Print the entries verbatim, leaving out the images they contain.

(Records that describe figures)
□ □ □ □ □
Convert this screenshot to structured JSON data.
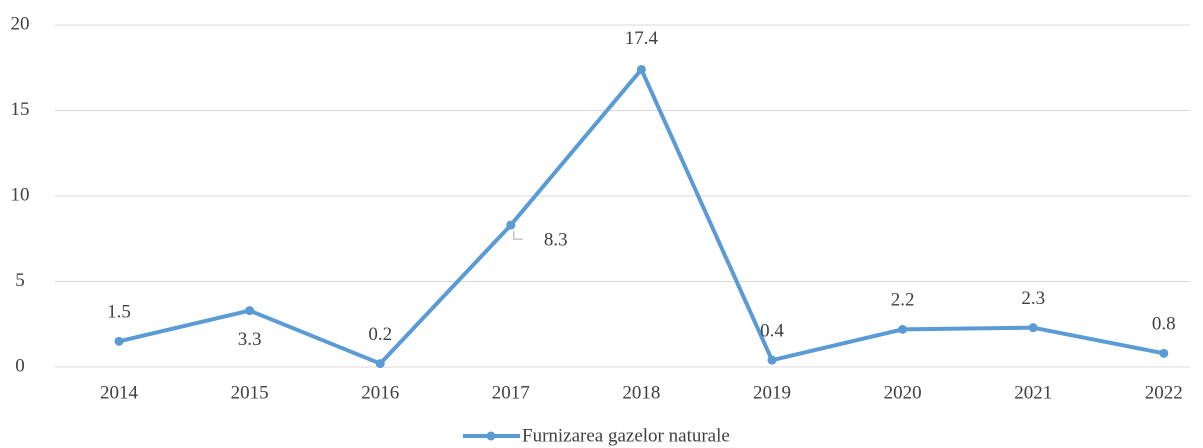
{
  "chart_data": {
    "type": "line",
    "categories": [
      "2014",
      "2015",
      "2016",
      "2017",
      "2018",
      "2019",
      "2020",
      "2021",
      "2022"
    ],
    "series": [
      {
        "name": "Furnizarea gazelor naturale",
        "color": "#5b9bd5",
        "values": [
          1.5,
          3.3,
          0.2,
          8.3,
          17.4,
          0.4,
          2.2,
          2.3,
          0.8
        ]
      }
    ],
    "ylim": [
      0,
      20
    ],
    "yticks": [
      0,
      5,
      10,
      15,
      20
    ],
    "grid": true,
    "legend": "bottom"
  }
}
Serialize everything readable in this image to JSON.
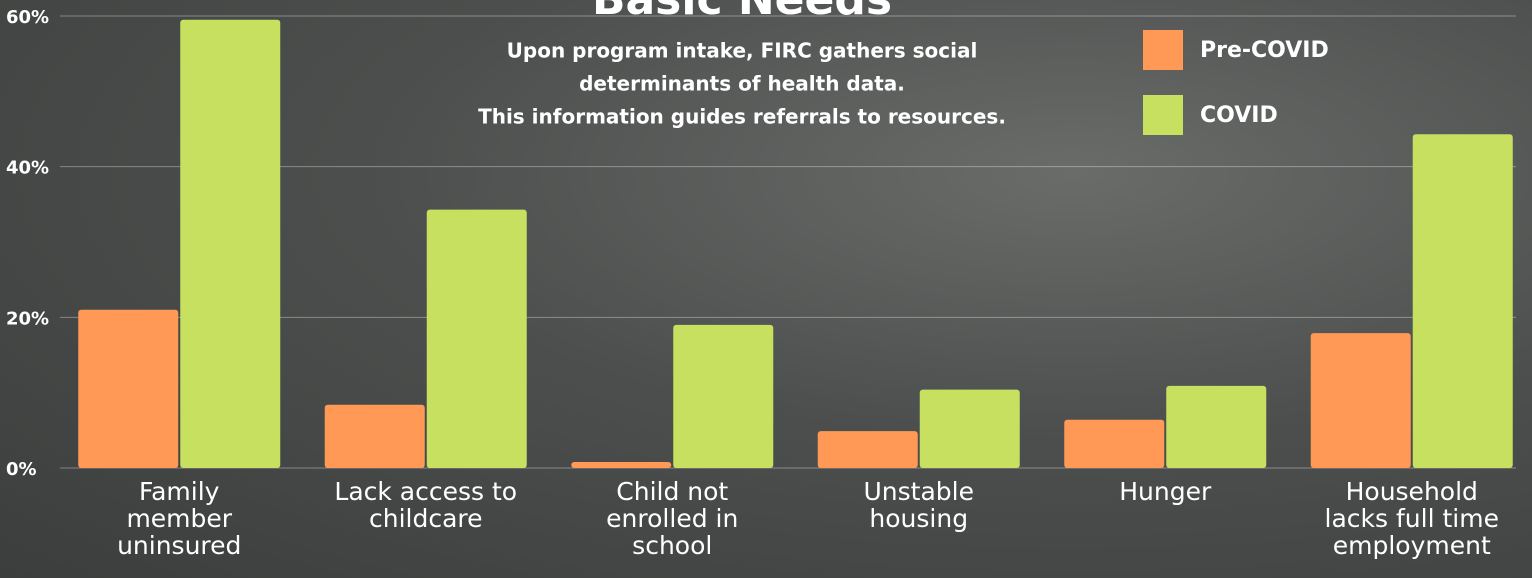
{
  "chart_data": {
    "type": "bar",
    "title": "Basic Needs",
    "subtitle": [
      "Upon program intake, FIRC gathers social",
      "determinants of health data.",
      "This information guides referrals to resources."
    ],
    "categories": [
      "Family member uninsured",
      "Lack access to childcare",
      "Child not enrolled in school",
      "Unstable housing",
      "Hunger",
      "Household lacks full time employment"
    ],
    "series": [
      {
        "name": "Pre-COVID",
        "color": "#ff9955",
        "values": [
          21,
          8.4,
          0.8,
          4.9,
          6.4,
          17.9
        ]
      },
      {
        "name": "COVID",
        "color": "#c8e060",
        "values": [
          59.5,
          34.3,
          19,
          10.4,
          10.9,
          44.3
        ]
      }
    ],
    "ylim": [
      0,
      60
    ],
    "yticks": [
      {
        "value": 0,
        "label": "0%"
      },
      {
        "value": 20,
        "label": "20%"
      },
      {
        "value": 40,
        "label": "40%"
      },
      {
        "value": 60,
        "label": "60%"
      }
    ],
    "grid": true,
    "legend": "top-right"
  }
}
□ □ □ □ □
> Answer for this exercise:
Convert this screenshot to structured JSON data.
{
  "chart_data": {
    "type": "line",
    "categories": [
      "2014",
      "2015",
      "2016",
      "2017",
      "2018",
      "2019",
      "2020",
      "2021",
      "2022"
    ],
    "series": [
      {
        "name": "Furnizarea gazelor naturale",
        "color": "#5b9bd5",
        "values": [
          1.5,
          3.3,
          0.2,
          8.3,
          17.4,
          0.4,
          2.2,
          2.3,
          0.8
        ]
      }
    ],
    "ylim": [
      0,
      20
    ],
    "yticks": [
      0,
      5,
      10,
      15,
      20
    ],
    "grid": true,
    "legend": "bottom"
  }
}
Serialize everything readable in this image to JSON.
{
  "chart_data": {
    "type": "bar",
    "title": "Basic Needs",
    "subtitle": [
      "Upon program intake, FIRC gathers social",
      "determinants of health data.",
      "This information guides referrals to resources."
    ],
    "categories": [
      "Family member uninsured",
      "Lack access to childcare",
      "Child not enrolled in school",
      "Unstable housing",
      "Hunger",
      "Household lacks full time employment"
    ],
    "series": [
      {
        "name": "Pre-COVID",
        "color": "#ff9955",
        "values": [
          21,
          8.4,
          0.8,
          4.9,
          6.4,
          17.9
        ]
      },
      {
        "name": "COVID",
        "color": "#c8e060",
        "values": [
          59.5,
          34.3,
          19,
          10.4,
          10.9,
          44.3
        ]
      }
    ],
    "ylim": [
      0,
      60
    ],
    "yticks": [
      {
        "value": 0,
        "label": "0%"
      },
      {
        "value": 20,
        "label": "20%"
      },
      {
        "value": 40,
        "label": "40%"
      },
      {
        "value": 60,
        "label": "60%"
      }
    ],
    "grid": true,
    "legend": "top-right"
  }
}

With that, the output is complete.